What to do:
Retype every entry word for word.

####################

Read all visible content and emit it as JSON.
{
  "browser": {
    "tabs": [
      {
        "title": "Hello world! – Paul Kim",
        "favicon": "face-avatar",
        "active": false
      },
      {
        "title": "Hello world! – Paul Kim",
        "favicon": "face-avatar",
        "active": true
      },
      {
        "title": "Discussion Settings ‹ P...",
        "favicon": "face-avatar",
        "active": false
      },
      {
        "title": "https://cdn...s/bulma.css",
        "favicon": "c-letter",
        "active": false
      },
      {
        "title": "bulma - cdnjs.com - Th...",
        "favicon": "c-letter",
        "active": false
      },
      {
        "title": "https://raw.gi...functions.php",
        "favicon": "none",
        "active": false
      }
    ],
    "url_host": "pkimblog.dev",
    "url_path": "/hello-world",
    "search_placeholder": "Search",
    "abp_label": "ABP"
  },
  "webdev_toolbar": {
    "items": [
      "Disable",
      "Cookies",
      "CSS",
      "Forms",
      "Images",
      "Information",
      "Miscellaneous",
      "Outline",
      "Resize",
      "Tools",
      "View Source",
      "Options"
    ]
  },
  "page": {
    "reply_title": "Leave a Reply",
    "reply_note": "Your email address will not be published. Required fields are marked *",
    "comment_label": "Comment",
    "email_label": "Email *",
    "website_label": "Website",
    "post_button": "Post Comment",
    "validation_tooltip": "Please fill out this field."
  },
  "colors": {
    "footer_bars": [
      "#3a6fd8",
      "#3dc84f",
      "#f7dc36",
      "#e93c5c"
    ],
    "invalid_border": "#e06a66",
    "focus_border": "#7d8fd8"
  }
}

####################

Completed exercise:
Read all visible content and emit it as JSON.
{
  "browser": {
    "tabs": [
      {
        "title": "Hello world! – Paul Kim",
        "favicon": "face-avatar",
        "active": false
      },
      {
        "title": "Hello world! – Paul Kim",
        "favicon": "face-avatar",
        "active": true
      },
      {
        "title": "Discussion Settings ‹ P...",
        "favicon": "face-avatar",
        "active": false
      },
      {
        "title": "https://cdn...s/bulma.css",
        "favicon": "c-letter",
        "active": false
      },
      {
        "title": "bulma - cdnjs.com - Th...",
        "favicon": "c-letter",
        "active": false
      },
      {
        "title": "https://raw.gi...functions.php",
        "favicon": "none",
        "active": false
      }
    ],
    "url_host": "pkimblog.dev",
    "url_path": "/hello-world",
    "search_placeholder": "Search",
    "abp_label": "ABP"
  },
  "webdev_toolbar": {
    "items": [
      "Disable",
      "Cookies",
      "CSS",
      "Forms",
      "Images",
      "Information",
      "Miscellaneous",
      "Outline",
      "Resize",
      "Tools",
      "View Source",
      "Options"
    ]
  },
  "page": {
    "reply_title": "Leave a Reply",
    "reply_note": "Your email address will not be published. Required fields are marked *",
    "comment_label": "Comment",
    "email_label": "Email *",
    "website_label": "Website",
    "post_button": "Post Comment",
    "validation_tooltip": "Please fill out this field."
  },
  "colors": {
    "footer_bars": [
      "#3a6fd8",
      "#3dc84f",
      "#f7dc36",
      "#e93c5c"
    ],
    "invalid_border": "#e06a66",
    "focus_border": "#7d8fd8"
  }
}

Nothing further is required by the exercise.